* start Material for this exercise *

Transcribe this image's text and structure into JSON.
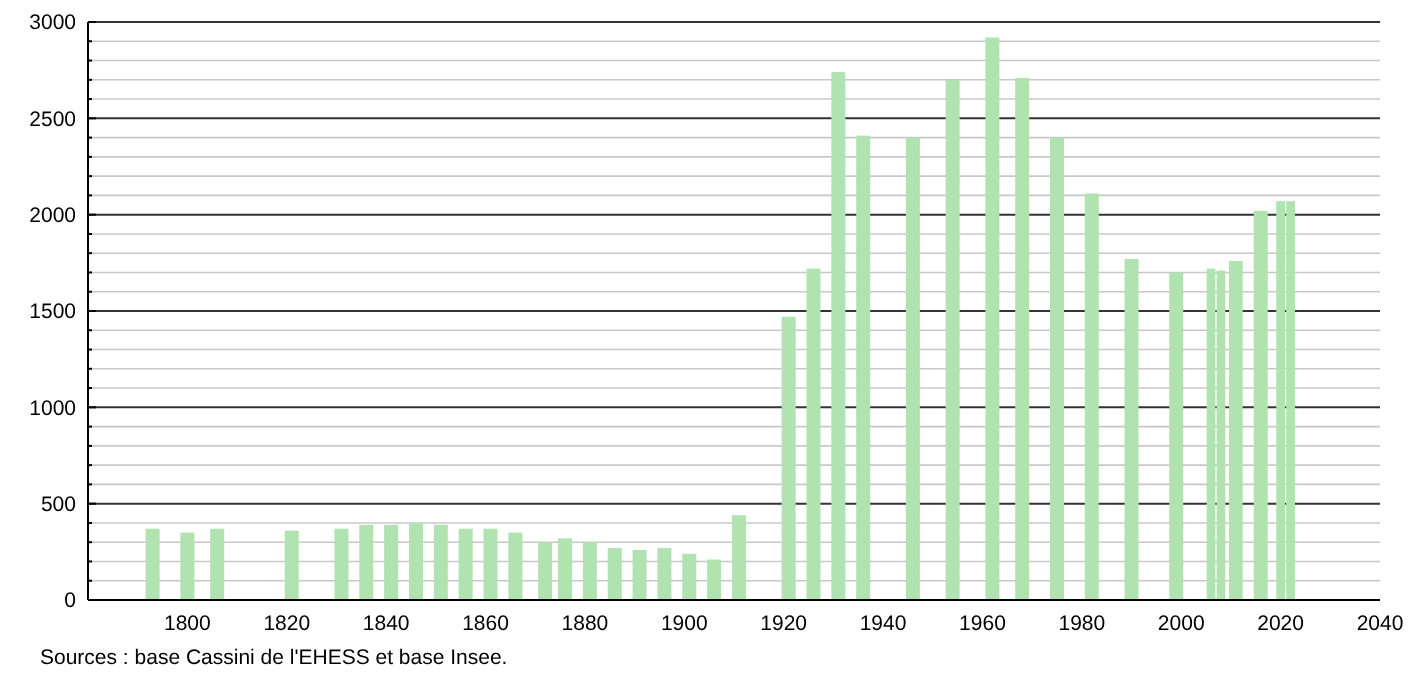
{
  "chart_data": {
    "type": "bar",
    "x": [
      1793,
      1800,
      1806,
      1821,
      1831,
      1836,
      1841,
      1846,
      1851,
      1856,
      1861,
      1866,
      1872,
      1876,
      1881,
      1886,
      1891,
      1896,
      1901,
      1906,
      1911,
      1921,
      1926,
      1931,
      1936,
      1946,
      1954,
      1962,
      1968,
      1975,
      1982,
      1990,
      1999,
      2006,
      2008,
      2011,
      2016,
      2020,
      2022
    ],
    "values": [
      370,
      350,
      370,
      360,
      370,
      390,
      390,
      400,
      390,
      370,
      370,
      350,
      300,
      320,
      300,
      270,
      260,
      270,
      240,
      210,
      440,
      1470,
      1720,
      2740,
      2410,
      2400,
      2700,
      2920,
      2710,
      2400,
      2110,
      1770,
      1700,
      1720,
      1710,
      1760,
      2020,
      2070,
      2070
    ],
    "color": "#b0e3b0",
    "xlim": [
      1780,
      2040
    ],
    "xticks": [
      1800,
      1820,
      1840,
      1860,
      1880,
      1900,
      1920,
      1940,
      1960,
      1980,
      2000,
      2020,
      2040
    ],
    "ylim": [
      0,
      3000
    ],
    "yticks": [
      0,
      {
        "value": 100,
        "label": null
      },
      {
        "value": 200,
        "label": null
      },
      {
        "value": 300,
        "label": null
      },
      {
        "value": 400,
        "label": null
      },
      500,
      {
        "value": 600,
        "label": null
      },
      {
        "value": 700,
        "label": null
      },
      {
        "value": 800,
        "label": null
      },
      {
        "value": 900,
        "label": null
      },
      1000,
      {
        "value": 1100,
        "label": null
      },
      {
        "value": 1200,
        "label": null
      },
      {
        "value": 1300,
        "label": null
      },
      {
        "value": 1400,
        "label": null
      },
      1500,
      {
        "value": 1600,
        "label": null
      },
      {
        "value": 1700,
        "label": null
      },
      {
        "value": 1800,
        "label": null
      },
      {
        "value": 1900,
        "label": null
      },
      2000,
      {
        "value": 2100,
        "label": null
      },
      {
        "value": 2200,
        "label": null
      },
      {
        "value": 2300,
        "label": null
      },
      {
        "value": 2400,
        "label": null
      },
      2500,
      {
        "value": 2600,
        "label": null
      },
      {
        "value": 2700,
        "label": null
      },
      {
        "value": 2800,
        "label": null
      },
      {
        "value": 2900,
        "label": null
      },
      3000
    ],
    "grid": "y",
    "annotations": [
      "Sources : base Cassini de l'EHESS et base Insee."
    ]
  }
}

* end Material for this exercise *

**What is required**
Pictures are to be left out; the records above must be repeated word for word.

**Output of the task**
Transcribe this image's text and structure into JSON.
{
  "chart_data": {
    "type": "bar",
    "x": [
      1793,
      1800,
      1806,
      1821,
      1831,
      1836,
      1841,
      1846,
      1851,
      1856,
      1861,
      1866,
      1872,
      1876,
      1881,
      1886,
      1891,
      1896,
      1901,
      1906,
      1911,
      1921,
      1926,
      1931,
      1936,
      1946,
      1954,
      1962,
      1968,
      1975,
      1982,
      1990,
      1999,
      2006,
      2008,
      2011,
      2016,
      2020,
      2022
    ],
    "values": [
      370,
      350,
      370,
      360,
      370,
      390,
      390,
      400,
      390,
      370,
      370,
      350,
      300,
      320,
      300,
      270,
      260,
      270,
      240,
      210,
      440,
      1470,
      1720,
      2740,
      2410,
      2400,
      2700,
      2920,
      2710,
      2400,
      2110,
      1770,
      1700,
      1720,
      1710,
      1760,
      2020,
      2070,
      2070
    ],
    "color": "#b0e3b0",
    "xlim": [
      1780,
      2040
    ],
    "xticks": [
      1800,
      1820,
      1840,
      1860,
      1880,
      1900,
      1920,
      1940,
      1960,
      1980,
      2000,
      2020,
      2040
    ],
    "ylim": [
      0,
      3000
    ],
    "yticks": [
      0,
      {
        "value": 100,
        "label": null
      },
      {
        "value": 200,
        "label": null
      },
      {
        "value": 300,
        "label": null
      },
      {
        "value": 400,
        "label": null
      },
      500,
      {
        "value": 600,
        "label": null
      },
      {
        "value": 700,
        "label": null
      },
      {
        "value": 800,
        "label": null
      },
      {
        "value": 900,
        "label": null
      },
      1000,
      {
        "value": 1100,
        "label": null
      },
      {
        "value": 1200,
        "label": null
      },
      {
        "value": 1300,
        "label": null
      },
      {
        "value": 1400,
        "label": null
      },
      1500,
      {
        "value": 1600,
        "label": null
      },
      {
        "value": 1700,
        "label": null
      },
      {
        "value": 1800,
        "label": null
      },
      {
        "value": 1900,
        "label": null
      },
      2000,
      {
        "value": 2100,
        "label": null
      },
      {
        "value": 2200,
        "label": null
      },
      {
        "value": 2300,
        "label": null
      },
      {
        "value": 2400,
        "label": null
      },
      2500,
      {
        "value": 2600,
        "label": null
      },
      {
        "value": 2700,
        "label": null
      },
      {
        "value": 2800,
        "label": null
      },
      {
        "value": 2900,
        "label": null
      },
      3000
    ],
    "grid": "y",
    "annotations": [
      "Sources : base Cassini de l'EHESS et base Insee."
    ]
  }
}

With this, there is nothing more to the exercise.